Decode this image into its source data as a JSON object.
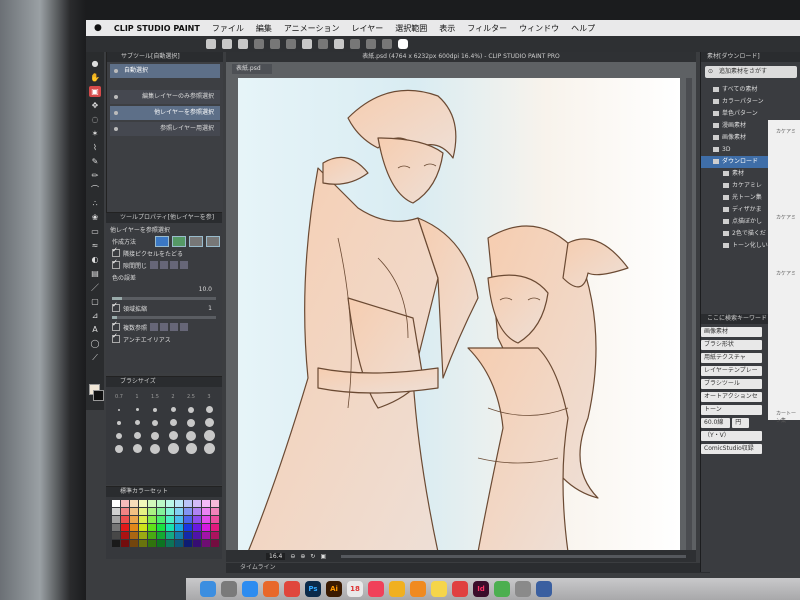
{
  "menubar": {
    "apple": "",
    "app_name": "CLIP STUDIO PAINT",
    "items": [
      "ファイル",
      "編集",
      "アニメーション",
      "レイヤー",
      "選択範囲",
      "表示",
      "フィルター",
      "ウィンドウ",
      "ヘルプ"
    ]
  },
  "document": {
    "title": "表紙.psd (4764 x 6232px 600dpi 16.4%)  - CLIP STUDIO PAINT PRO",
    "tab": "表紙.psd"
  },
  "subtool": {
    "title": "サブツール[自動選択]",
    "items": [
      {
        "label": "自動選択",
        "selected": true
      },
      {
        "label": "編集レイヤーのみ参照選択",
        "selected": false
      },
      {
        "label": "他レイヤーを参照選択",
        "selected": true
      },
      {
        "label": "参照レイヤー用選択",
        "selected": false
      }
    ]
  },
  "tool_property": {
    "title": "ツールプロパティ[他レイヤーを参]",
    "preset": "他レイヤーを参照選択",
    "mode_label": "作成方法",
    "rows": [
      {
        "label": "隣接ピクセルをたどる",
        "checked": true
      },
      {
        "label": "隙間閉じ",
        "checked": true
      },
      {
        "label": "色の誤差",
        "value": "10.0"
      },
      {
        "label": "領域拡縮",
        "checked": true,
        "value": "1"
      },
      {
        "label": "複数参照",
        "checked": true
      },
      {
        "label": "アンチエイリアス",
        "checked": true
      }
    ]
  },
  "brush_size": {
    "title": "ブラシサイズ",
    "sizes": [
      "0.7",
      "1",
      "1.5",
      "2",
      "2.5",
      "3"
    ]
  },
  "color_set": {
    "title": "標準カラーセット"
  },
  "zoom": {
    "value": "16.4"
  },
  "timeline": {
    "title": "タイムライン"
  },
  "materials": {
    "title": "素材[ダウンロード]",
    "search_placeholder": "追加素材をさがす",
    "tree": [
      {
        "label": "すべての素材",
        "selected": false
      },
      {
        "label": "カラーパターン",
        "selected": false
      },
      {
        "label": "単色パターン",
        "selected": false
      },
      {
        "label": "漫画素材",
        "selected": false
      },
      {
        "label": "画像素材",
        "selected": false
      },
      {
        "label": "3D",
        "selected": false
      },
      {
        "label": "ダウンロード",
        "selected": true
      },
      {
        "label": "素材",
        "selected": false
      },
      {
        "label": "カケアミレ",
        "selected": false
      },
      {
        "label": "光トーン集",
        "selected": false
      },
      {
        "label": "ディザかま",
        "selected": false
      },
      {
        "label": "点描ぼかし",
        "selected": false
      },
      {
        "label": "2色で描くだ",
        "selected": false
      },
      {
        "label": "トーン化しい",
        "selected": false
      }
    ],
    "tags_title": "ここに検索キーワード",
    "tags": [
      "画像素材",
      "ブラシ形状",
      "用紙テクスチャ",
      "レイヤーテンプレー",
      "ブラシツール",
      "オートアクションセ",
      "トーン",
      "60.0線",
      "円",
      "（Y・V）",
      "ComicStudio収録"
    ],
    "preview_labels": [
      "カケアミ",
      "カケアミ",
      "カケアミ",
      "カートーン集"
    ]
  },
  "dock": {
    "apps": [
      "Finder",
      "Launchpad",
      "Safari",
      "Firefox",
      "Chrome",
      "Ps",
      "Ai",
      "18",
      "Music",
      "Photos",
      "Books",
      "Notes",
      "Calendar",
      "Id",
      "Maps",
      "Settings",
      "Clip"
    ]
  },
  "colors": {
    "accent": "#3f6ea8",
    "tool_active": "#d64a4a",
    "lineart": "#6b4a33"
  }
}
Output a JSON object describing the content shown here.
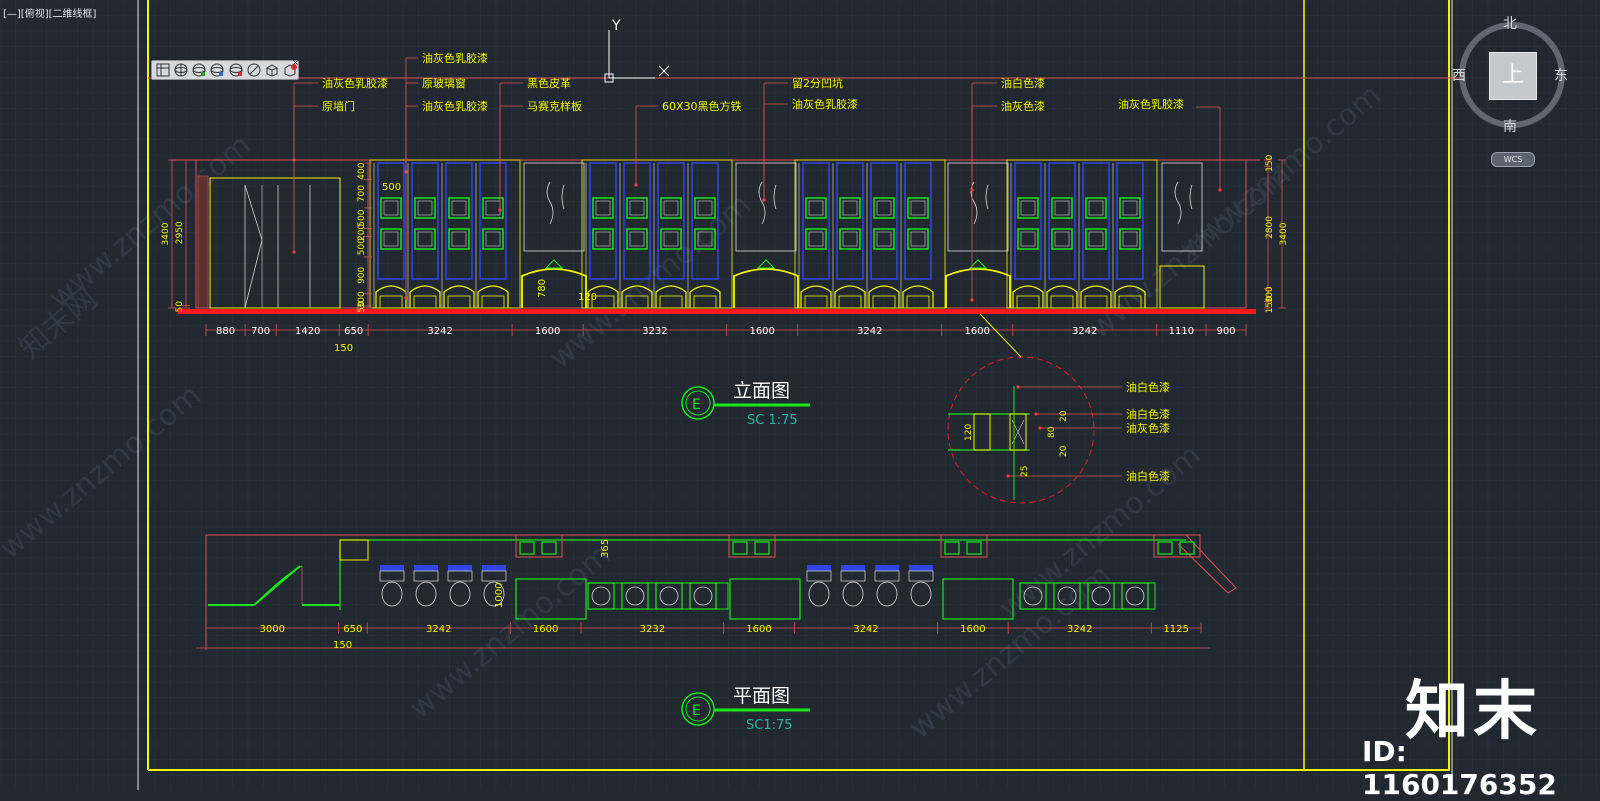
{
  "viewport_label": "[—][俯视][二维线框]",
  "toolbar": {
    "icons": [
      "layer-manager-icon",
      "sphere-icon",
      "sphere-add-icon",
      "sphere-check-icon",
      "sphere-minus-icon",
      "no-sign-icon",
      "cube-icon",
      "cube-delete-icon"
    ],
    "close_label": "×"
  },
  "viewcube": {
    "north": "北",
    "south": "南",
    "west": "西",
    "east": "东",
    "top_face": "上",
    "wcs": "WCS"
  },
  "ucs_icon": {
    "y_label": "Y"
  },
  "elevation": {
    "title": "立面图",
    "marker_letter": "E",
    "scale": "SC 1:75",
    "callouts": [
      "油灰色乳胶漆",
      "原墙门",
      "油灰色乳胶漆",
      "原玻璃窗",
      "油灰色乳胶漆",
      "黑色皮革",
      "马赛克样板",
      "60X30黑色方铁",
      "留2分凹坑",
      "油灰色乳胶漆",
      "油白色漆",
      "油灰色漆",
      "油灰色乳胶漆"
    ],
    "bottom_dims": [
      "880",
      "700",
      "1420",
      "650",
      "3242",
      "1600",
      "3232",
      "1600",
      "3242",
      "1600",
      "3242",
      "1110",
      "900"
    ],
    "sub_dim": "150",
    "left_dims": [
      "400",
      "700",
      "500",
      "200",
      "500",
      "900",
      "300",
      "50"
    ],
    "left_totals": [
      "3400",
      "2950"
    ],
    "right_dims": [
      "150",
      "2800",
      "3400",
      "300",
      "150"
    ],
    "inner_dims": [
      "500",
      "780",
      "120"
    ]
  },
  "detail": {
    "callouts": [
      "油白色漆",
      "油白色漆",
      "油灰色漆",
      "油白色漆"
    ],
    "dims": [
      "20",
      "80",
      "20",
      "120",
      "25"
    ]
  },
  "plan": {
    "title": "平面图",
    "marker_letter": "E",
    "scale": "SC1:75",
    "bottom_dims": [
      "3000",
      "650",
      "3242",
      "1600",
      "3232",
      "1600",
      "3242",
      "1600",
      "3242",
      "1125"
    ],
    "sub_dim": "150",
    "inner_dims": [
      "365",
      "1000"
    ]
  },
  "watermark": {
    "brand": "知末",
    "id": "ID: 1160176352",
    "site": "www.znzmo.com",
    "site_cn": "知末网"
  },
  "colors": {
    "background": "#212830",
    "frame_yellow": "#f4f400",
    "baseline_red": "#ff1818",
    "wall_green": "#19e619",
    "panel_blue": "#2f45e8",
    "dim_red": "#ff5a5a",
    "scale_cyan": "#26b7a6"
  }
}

* * *

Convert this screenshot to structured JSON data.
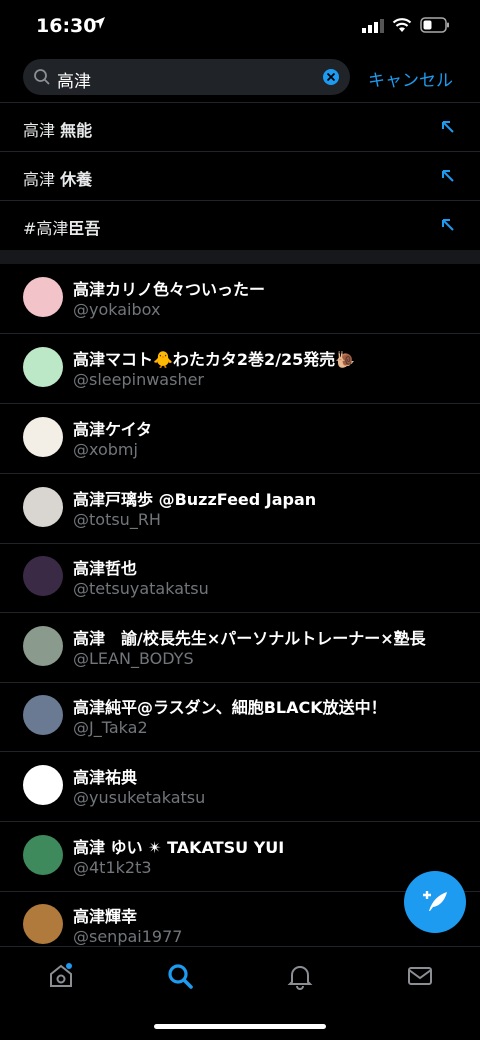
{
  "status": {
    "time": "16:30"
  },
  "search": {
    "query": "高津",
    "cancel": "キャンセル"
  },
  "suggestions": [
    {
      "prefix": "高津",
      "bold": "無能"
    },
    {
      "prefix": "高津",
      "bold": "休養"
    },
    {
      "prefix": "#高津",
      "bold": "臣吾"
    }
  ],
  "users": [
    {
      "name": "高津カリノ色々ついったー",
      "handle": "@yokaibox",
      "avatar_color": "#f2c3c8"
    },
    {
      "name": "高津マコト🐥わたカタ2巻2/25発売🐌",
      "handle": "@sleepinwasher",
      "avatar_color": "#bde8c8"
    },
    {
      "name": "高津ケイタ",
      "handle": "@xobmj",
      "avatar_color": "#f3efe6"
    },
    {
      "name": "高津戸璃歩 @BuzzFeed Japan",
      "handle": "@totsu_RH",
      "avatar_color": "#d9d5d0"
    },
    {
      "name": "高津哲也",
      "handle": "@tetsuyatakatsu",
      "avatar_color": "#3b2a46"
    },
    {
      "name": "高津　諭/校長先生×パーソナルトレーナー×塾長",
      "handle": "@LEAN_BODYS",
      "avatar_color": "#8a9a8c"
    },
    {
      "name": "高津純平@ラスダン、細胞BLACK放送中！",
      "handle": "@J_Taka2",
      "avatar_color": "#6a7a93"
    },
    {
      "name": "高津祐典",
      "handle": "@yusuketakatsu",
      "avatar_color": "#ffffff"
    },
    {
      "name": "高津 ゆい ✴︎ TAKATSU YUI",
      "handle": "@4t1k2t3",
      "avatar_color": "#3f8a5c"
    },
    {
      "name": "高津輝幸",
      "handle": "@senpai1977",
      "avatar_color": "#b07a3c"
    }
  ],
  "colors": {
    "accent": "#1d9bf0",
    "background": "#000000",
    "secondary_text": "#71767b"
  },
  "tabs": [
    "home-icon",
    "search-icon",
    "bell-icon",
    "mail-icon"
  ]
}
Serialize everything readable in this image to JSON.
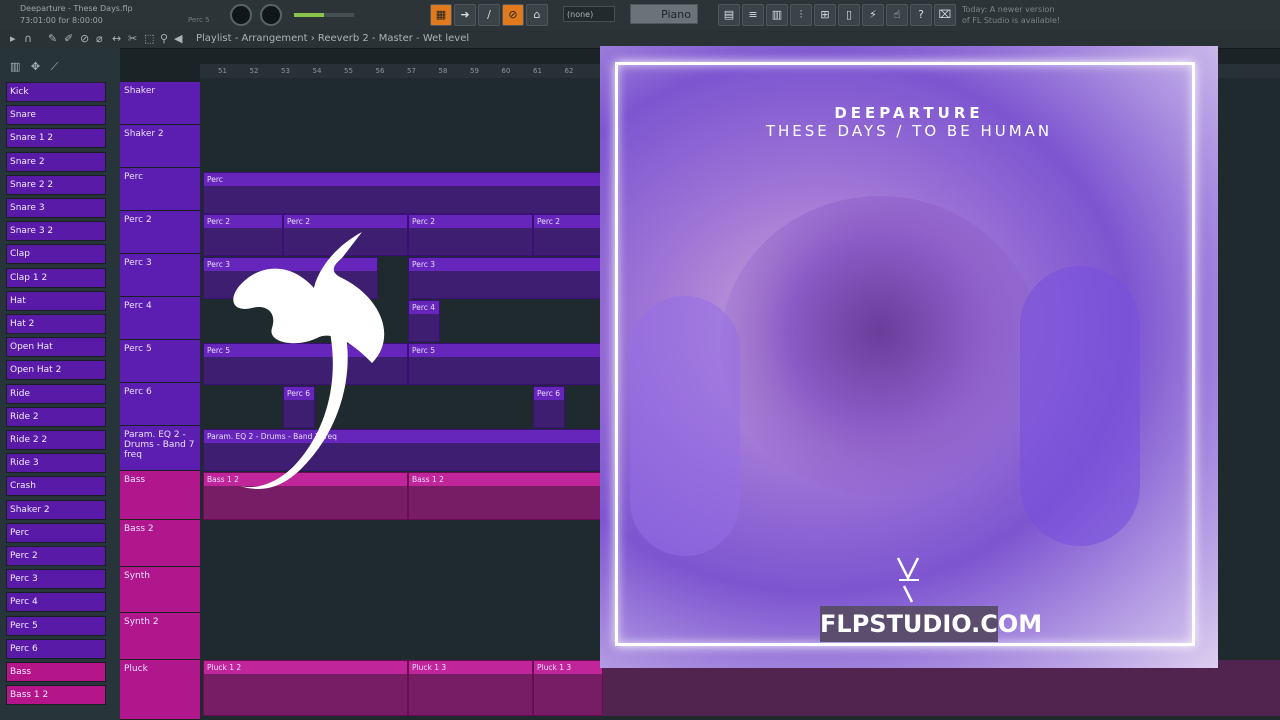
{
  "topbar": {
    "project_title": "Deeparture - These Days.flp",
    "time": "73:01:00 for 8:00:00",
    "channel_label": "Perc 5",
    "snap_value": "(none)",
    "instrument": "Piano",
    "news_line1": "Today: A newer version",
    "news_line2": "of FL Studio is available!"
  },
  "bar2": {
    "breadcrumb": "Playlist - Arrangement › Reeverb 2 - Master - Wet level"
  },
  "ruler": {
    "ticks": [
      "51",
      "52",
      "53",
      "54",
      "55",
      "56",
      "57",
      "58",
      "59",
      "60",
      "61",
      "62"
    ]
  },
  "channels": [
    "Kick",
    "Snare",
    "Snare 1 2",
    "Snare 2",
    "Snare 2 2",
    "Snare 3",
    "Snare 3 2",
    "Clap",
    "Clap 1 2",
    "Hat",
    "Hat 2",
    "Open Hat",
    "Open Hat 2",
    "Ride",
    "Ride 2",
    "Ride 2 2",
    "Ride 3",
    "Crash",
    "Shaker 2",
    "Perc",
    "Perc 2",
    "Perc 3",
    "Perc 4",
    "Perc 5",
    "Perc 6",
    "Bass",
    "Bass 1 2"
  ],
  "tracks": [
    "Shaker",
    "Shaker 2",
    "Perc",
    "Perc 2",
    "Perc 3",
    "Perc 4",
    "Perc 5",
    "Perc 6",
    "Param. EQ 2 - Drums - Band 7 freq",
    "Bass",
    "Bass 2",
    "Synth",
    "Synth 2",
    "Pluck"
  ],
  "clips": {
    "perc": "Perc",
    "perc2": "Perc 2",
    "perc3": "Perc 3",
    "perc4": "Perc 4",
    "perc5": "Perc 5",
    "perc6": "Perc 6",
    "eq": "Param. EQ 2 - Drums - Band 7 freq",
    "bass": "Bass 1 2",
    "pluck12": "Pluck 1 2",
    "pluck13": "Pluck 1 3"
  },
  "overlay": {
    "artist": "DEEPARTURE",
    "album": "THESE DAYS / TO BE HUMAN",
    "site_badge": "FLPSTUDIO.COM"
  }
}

Goal of the exercise: Look through the material above and work out how many of its lines contain "freq". State the number only.

Result for this task: 2